* **PROBLEM TO WORK ON**:
According to the abstract on carbon nanotube thin-film transistors, what was found to increase significantly as the network density increases?

* **EXCERPT**:
____

- Nano Express
- Open Access
Capacitance-Voltage Characteristics of Thin-film Transistors Fabricated with Solution-Processed Semiconducting Carbon Nanotube Networks
© Cai et al. 2015
- Received: 20 May 2015
- Accepted: 2 July 2015
- Published: 15 July 2015
We report the capacitance-voltage (C-V) measurements on thin-film transistors (TFTs) using solution-processed semiconducting carbon nanotube networks with different densities and channel lengths. From the measured C-V characteristics, gate capacitance and field-effect mobility (up to ~50 cm2 V−1 s−1) of the TFTs were evaluated with better precision compared with the results obtained from calculated gate capacitance. The C-V characteristics measured under different frequencies further enabled the extraction and analysis of the interface trap density at the nanotube-dielectric layer interface, which was found to increase significantly as the network density increases. The results presented here indicate that C-V measurement is a powerful tool to assess the electrical performance and to investigate the carrier transport mechanism of TFTs based on carbon nanotubes.

____

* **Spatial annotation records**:
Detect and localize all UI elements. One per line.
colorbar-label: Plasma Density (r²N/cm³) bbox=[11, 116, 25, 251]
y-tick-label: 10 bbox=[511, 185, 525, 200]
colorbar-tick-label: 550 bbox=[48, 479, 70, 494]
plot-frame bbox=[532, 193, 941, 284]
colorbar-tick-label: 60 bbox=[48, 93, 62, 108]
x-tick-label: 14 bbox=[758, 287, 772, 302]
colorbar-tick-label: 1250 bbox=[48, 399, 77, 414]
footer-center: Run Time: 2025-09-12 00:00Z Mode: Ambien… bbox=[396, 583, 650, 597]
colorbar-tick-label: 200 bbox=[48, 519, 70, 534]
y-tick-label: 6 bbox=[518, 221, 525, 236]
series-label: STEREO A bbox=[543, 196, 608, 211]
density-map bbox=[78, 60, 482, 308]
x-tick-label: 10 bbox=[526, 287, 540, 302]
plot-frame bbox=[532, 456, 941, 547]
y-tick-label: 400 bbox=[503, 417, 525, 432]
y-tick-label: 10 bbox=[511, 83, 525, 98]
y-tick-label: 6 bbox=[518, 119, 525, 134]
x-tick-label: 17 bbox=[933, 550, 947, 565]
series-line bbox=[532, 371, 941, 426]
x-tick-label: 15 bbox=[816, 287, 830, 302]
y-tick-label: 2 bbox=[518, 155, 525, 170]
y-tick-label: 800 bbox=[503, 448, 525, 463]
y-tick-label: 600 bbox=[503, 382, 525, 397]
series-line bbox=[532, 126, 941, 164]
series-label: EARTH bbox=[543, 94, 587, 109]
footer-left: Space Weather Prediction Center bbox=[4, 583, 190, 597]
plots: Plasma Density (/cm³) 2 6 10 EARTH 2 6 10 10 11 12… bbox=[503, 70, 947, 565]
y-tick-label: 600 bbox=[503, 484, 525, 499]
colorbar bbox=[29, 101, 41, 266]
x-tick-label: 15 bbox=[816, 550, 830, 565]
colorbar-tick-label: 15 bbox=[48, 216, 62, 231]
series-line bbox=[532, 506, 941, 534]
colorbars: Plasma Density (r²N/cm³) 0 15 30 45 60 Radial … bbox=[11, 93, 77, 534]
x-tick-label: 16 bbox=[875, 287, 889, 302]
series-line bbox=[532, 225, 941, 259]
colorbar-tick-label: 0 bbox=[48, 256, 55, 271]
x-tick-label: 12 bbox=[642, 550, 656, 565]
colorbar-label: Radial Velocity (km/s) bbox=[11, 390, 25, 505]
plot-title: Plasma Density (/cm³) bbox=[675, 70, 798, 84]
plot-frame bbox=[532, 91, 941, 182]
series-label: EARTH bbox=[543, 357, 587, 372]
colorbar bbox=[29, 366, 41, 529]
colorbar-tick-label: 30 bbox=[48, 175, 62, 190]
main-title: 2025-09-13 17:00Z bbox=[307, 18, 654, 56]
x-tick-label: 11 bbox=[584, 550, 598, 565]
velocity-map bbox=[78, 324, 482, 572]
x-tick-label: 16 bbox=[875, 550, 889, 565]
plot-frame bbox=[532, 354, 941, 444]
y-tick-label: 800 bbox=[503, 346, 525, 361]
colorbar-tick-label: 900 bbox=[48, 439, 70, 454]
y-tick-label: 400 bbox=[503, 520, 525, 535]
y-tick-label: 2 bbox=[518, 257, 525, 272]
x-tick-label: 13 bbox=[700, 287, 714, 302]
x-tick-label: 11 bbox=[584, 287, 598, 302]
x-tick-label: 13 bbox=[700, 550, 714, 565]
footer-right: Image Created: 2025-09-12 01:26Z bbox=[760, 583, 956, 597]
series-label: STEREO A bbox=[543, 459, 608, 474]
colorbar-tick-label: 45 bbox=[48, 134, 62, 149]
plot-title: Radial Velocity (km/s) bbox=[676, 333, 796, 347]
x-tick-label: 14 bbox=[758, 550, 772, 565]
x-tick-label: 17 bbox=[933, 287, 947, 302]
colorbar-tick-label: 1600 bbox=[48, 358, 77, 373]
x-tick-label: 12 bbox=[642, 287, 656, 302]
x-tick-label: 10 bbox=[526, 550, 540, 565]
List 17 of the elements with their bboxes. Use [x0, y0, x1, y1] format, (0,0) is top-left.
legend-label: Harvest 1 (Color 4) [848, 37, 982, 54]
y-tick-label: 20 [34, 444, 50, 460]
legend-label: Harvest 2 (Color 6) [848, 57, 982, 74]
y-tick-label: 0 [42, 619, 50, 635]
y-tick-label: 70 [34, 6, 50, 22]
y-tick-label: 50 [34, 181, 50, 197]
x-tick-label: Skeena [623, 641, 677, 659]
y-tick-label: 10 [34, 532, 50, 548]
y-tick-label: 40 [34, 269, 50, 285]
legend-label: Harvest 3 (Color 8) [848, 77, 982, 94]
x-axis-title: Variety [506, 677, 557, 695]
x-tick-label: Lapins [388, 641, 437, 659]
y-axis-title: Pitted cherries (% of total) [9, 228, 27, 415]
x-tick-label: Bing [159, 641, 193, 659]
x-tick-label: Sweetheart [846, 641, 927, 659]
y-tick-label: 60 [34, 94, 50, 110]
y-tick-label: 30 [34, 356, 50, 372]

____

* **OUTPUT**:
The interface trap density at the nanotube-dielectric layer interface.